- [Saved entries]:
········

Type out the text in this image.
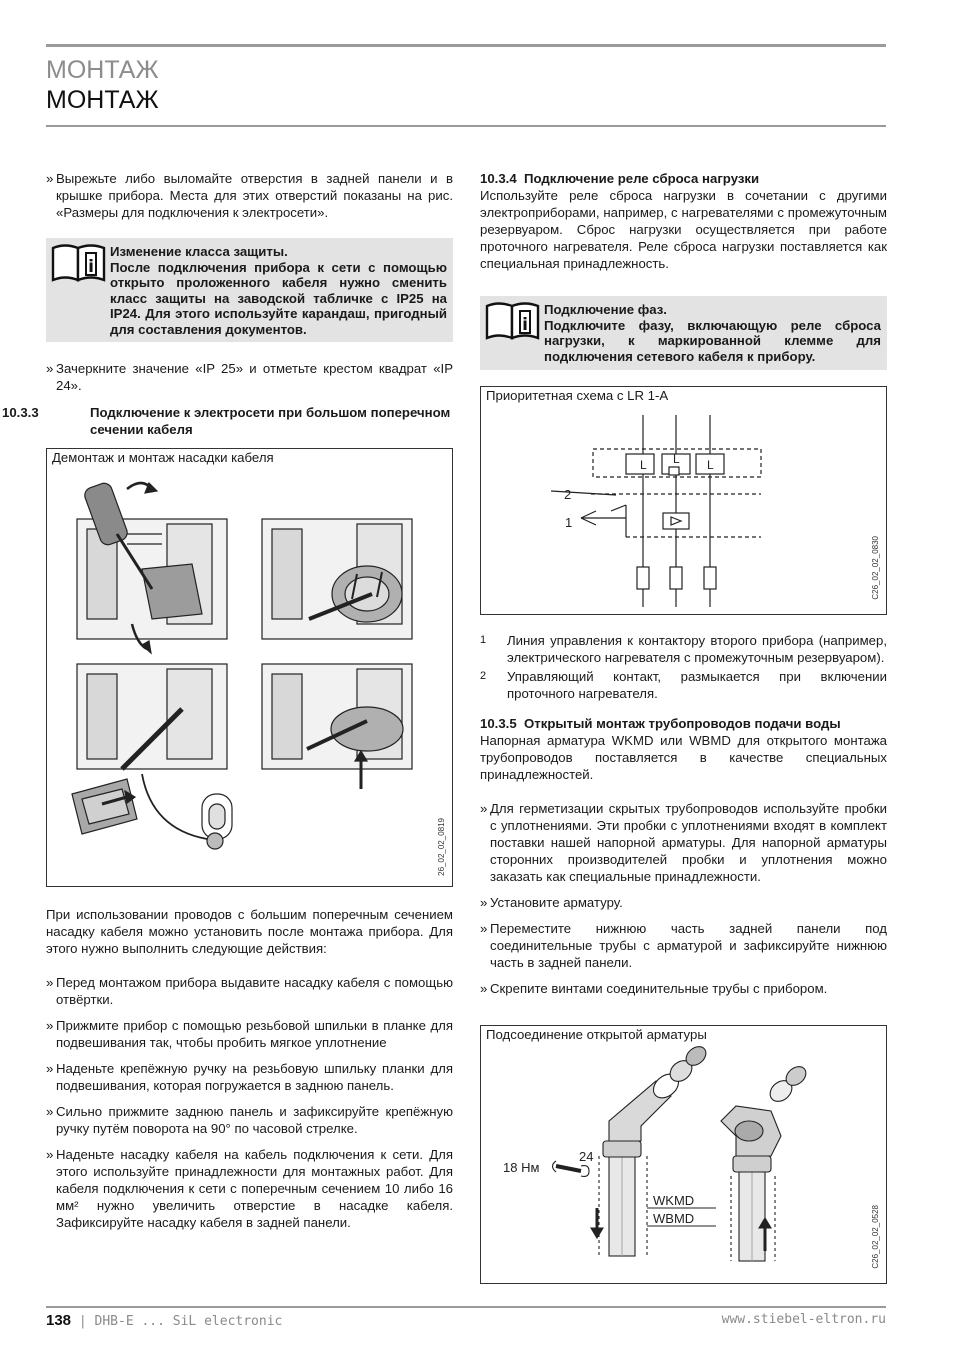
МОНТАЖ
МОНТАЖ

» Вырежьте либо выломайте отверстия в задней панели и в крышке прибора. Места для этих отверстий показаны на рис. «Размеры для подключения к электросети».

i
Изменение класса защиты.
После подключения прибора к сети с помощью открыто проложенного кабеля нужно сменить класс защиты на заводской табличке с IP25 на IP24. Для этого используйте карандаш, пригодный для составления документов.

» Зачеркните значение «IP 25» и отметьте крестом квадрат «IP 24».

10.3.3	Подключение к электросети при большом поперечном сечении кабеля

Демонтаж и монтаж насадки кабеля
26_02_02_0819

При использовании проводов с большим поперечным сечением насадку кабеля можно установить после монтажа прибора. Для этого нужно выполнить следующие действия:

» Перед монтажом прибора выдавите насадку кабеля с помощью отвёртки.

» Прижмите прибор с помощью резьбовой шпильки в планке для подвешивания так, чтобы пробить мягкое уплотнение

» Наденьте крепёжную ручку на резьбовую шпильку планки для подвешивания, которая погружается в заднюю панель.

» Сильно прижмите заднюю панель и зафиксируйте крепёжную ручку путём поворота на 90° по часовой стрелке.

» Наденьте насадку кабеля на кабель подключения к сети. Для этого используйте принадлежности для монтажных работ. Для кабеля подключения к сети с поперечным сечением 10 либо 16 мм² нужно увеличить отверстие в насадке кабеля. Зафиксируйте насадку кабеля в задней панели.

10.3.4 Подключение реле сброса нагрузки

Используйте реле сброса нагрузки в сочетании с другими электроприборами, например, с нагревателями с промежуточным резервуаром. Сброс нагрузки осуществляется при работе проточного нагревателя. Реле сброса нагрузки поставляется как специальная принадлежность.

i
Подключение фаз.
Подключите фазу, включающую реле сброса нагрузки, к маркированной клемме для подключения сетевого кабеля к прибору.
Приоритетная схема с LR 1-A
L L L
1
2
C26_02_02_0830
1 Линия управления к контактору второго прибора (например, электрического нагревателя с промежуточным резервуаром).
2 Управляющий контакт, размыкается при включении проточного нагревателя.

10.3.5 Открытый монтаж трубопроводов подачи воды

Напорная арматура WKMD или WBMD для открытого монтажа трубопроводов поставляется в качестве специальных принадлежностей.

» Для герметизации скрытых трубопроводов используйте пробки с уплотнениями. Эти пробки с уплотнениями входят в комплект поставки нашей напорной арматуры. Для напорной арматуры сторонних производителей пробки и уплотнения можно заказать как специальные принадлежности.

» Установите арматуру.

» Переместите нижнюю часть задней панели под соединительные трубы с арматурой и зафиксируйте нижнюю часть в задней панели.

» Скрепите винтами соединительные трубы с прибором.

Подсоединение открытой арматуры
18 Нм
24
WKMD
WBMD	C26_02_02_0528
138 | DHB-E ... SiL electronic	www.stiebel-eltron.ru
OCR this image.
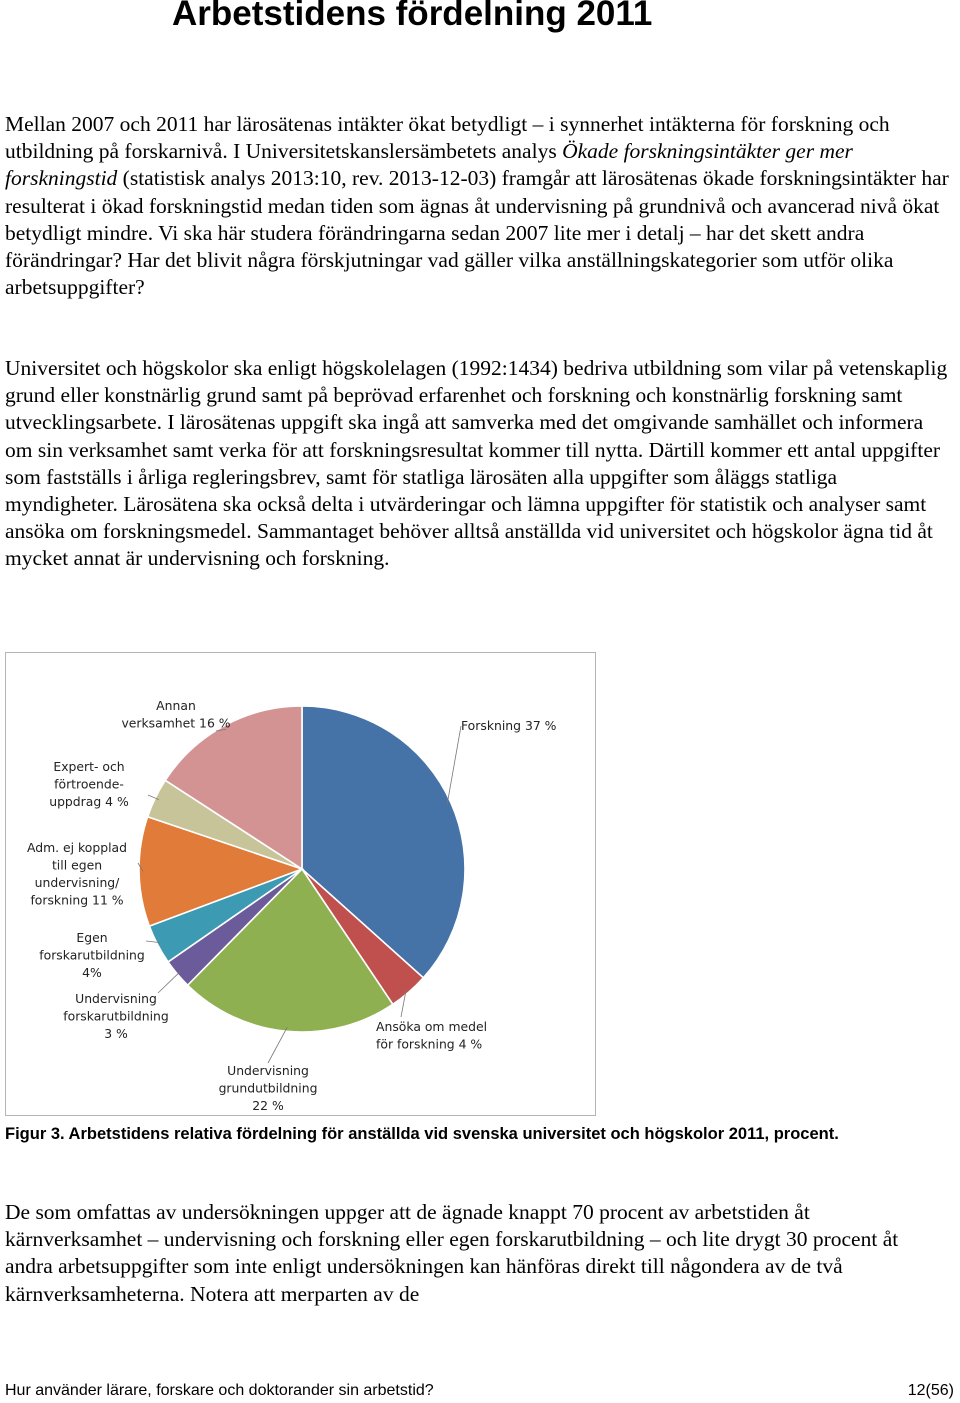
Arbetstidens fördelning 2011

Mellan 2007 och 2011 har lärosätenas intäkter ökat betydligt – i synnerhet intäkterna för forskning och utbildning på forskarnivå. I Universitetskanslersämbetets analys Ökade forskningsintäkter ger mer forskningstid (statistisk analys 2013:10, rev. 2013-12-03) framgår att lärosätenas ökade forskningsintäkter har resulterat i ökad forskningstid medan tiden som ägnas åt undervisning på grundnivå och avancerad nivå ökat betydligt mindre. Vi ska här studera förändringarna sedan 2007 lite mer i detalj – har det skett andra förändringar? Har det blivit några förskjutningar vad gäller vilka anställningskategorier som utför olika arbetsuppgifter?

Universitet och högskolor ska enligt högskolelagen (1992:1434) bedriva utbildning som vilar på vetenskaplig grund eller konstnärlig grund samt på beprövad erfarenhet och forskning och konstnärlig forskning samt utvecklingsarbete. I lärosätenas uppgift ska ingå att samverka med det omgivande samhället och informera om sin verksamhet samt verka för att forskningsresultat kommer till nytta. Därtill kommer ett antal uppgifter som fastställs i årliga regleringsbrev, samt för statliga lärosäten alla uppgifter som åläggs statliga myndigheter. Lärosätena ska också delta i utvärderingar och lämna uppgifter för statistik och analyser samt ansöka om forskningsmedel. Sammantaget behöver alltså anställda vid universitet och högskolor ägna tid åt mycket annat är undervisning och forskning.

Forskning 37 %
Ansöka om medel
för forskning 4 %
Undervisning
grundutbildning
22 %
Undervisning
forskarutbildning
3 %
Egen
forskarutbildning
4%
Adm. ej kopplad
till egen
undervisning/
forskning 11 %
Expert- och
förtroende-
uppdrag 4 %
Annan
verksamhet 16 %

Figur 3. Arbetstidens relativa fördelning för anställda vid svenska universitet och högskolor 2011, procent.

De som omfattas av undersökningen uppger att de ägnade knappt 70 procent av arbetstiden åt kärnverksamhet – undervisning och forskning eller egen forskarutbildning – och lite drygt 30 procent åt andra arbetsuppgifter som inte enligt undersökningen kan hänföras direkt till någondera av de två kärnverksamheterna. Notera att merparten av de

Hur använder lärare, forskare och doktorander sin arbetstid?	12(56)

········

Reproduce the material above in full and without alteration, but skip all pictures.

- [Written solution]:
Type out the text in this image.
МОНТАЖ
МОНТАЖ

» Вырежьте либо выломайте отверстия в задней панели и в крышке прибора. Места для этих отверстий показаны на рис. «Размеры для подключения к электросети».

i
Изменение класса защиты.
После подключения прибора к сети с помощью открыто проложенного кабеля нужно сменить класс защиты на заводской табличке с IP25 на IP24. Для этого используйте карандаш, пригодный для составления документов.

» Зачеркните значение «IP 25» и отметьте крестом квадрат «IP 24».

10.3.3	Подключение к электросети при большом поперечном сечении кабеля

Демонтаж и монтаж насадки кабеля
26_02_02_0819

При использовании проводов с большим поперечным сечением насадку кабеля можно установить после монтажа прибора. Для этого нужно выполнить следующие действия:

» Перед монтажом прибора выдавите насадку кабеля с помощью отвёртки.

» Прижмите прибор с помощью резьбовой шпильки в планке для подвешивания так, чтобы пробить мягкое уплотнение

» Наденьте крепёжную ручку на резьбовую шпильку планки для подвешивания, которая погружается в заднюю панель.

» Сильно прижмите заднюю панель и зафиксируйте крепёжную ручку путём поворота на 90° по часовой стрелке.

» Наденьте насадку кабеля на кабель подключения к сети. Для этого используйте принадлежности для монтажных работ. Для кабеля подключения к сети с поперечным сечением 10 либо 16 мм² нужно увеличить отверстие в насадке кабеля. Зафиксируйте насадку кабеля в задней панели.

10.3.4 Подключение реле сброса нагрузки

Используйте реле сброса нагрузки в сочетании с другими электроприборами, например, с нагревателями с промежуточным резервуаром. Сброс нагрузки осуществляется при работе проточного нагревателя. Реле сброса нагрузки поставляется как специальная принадлежность.

i
Подключение фаз.
Подключите фазу, включающую реле сброса нагрузки, к маркированной клемме для подключения сетевого кабеля к прибору.
Приоритетная схема с LR 1-A
L L L
1
2
C26_02_02_0830
1 Линия управления к контактору второго прибора (например, электрического нагревателя с промежуточным резервуаром).
2 Управляющий контакт, размыкается при включении проточного нагревателя.

10.3.5 Открытый монтаж трубопроводов подачи воды

Напорная арматура WKMD или WBMD для открытого монтажа трубопроводов поставляется в качестве специальных принадлежностей.

» Для герметизации скрытых трубопроводов используйте пробки с уплотнениями. Эти пробки с уплотнениями входят в комплект поставки нашей напорной арматуры. Для напорной арматуры сторонних производителей пробки и уплотнения можно заказать как специальные принадлежности.

» Установите арматуру.

» Переместите нижнюю часть задней панели под соединительные трубы с арматурой и зафиксируйте нижнюю часть в задней панели.

» Скрепите винтами соединительные трубы с прибором.

Подсоединение открытой арматуры
18 Нм
24
WKMD
WBMD	C26_02_02_0528
138 | DHB-E ... SiL electronic	www.stiebel-eltron.ru
OCR this image.
Arbetstidens fördelning 2011

Mellan 2007 och 2011 har lärosätenas intäkter ökat betydligt – i synnerhet intäkterna för forskning och utbildning på forskarnivå. I Universitetskanslersämbetets analys Ökade forskningsintäkter ger mer forskningstid (statistisk analys 2013:10, rev. 2013-12-03) framgår att lärosätenas ökade forskningsintäkter har resulterat i ökad forskningstid medan tiden som ägnas åt undervisning på grundnivå och avancerad nivå ökat betydligt mindre. Vi ska här studera förändringarna sedan 2007 lite mer i detalj – har det skett andra förändringar? Har det blivit några förskjutningar vad gäller vilka anställningskategorier som utför olika arbetsuppgifter?

Universitet och högskolor ska enligt högskolelagen (1992:1434) bedriva utbildning som vilar på vetenskaplig grund eller konstnärlig grund samt på beprövad erfarenhet och forskning och konstnärlig forskning samt utvecklingsarbete. I lärosätenas uppgift ska ingå att samverka med det omgivande samhället och informera om sin verksamhet samt verka för att forskningsresultat kommer till nytta. Därtill kommer ett antal uppgifter som fastställs i årliga regleringsbrev, samt för statliga lärosäten alla uppgifter som åläggs statliga myndigheter. Lärosätena ska också delta i utvärderingar och lämna uppgifter för statistik och analyser samt ansöka om forskningsmedel. Sammantaget behöver alltså anställda vid universitet och högskolor ägna tid åt mycket annat är undervisning och forskning.

Forskning 37 %
Ansöka om medel
för forskning 4 %
Undervisning
grundutbildning
22 %
Undervisning
forskarutbildning
3 %
Egen
forskarutbildning
4%
Adm. ej kopplad
till egen
undervisning/
forskning 11 %
Expert- och
förtroende-
uppdrag 4 %
Annan
verksamhet 16 %

Figur 3. Arbetstidens relativa fördelning för anställda vid svenska universitet och högskolor 2011, procent.

De som omfattas av undersökningen uppger att de ägnade knappt 70 procent av arbetstiden åt kärnverksamhet – undervisning och forskning eller egen forskarutbildning – och lite drygt 30 procent åt andra arbetsuppgifter som inte enligt undersökningen kan hänföras direkt till någondera av de två kärnverksamheterna. Notera att merparten av de

Hur använder lärare, forskare och doktorander sin arbetstid?	12(56)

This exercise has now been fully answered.